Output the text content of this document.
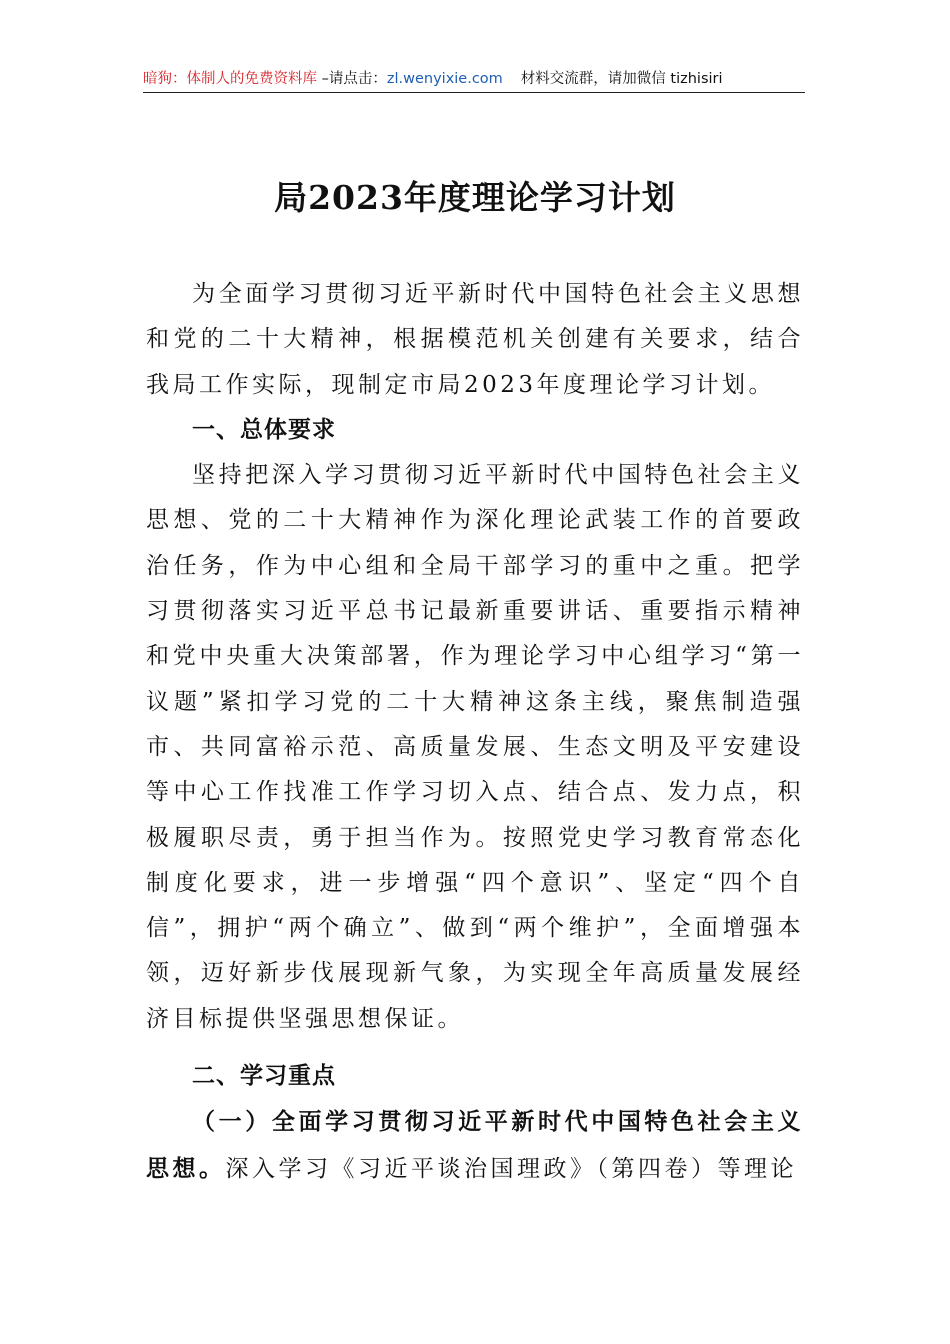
暗狗：体制人的免费资料库 –请点击：zl.wenyixie.com 材料交流群，请加微信 tizhisiri
局2023年度理论学习计划

为全面学习贯彻习近平新时代中国特色社会主义思想和党的二十大精神，根据模范机关创建有关要求，结合我局工作实际，现制定市局2023年度理论学习计划。

一、总体要求

坚持把深入学习贯彻习近平新时代中国特色社会主义思想、党的二十大精神作为深化理论武装工作的首要政治任务，作为中心组和全局干部学习的重中之重。把学习贯彻落实习近平总书记最新重要讲话、重要指示精神和党中央重大决策部署，作为理论学习中心组学习“第一议题”紧扣学习党的二十大精神这条主线，聚焦制造强市、共同富裕示范、高质量发展、生态文明及平安建设等中心工作找准工作学习切入点、结合点、发力点，积极履职尽责，勇于担当作为。按照党史学习教育常态化制度化要求，进一步增强“四个意识”、坚定“四个自信”，拥护“两个确立”、做到“两个维护”，全面增强本领，迈好新步伐展现新气象，为实现全年高质量发展经济目标提供坚强思想保证。

二、学习重点

（一）全面学习贯彻习近平新时代中国特色社会主义思想。深入学习《习近平谈治国理政》（第四卷）等理论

Required work - Strip the images and reproduce the remaining records precisely.

The output -
Output the text content of this document.
暗狗：体制人的免费资料库 –请点击：zl.wenyixie.com 材料交流群，请加微信 tizhisiri
局2023年度理论学习计划

为全面学习贯彻习近平新时代中国特色社会主义思想和党的二十大精神，根据模范机关创建有关要求，结合我局工作实际，现制定市局2023年度理论学习计划。

一、总体要求

坚持把深入学习贯彻习近平新时代中国特色社会主义思想、党的二十大精神作为深化理论武装工作的首要政治任务，作为中心组和全局干部学习的重中之重。把学习贯彻落实习近平总书记最新重要讲话、重要指示精神和党中央重大决策部署，作为理论学习中心组学习“第一议题”紧扣学习党的二十大精神这条主线，聚焦制造强市、共同富裕示范、高质量发展、生态文明及平安建设等中心工作找准工作学习切入点、结合点、发力点，积极履职尽责，勇于担当作为。按照党史学习教育常态化制度化要求，进一步增强“四个意识”、坚定“四个自信”，拥护“两个确立”、做到“两个维护”，全面增强本领，迈好新步伐展现新气象，为实现全年高质量发展经济目标提供坚强思想保证。

二、学习重点

（一）全面学习贯彻习近平新时代中国特色社会主义思想。深入学习《习近平谈治国理政》（第四卷）等理论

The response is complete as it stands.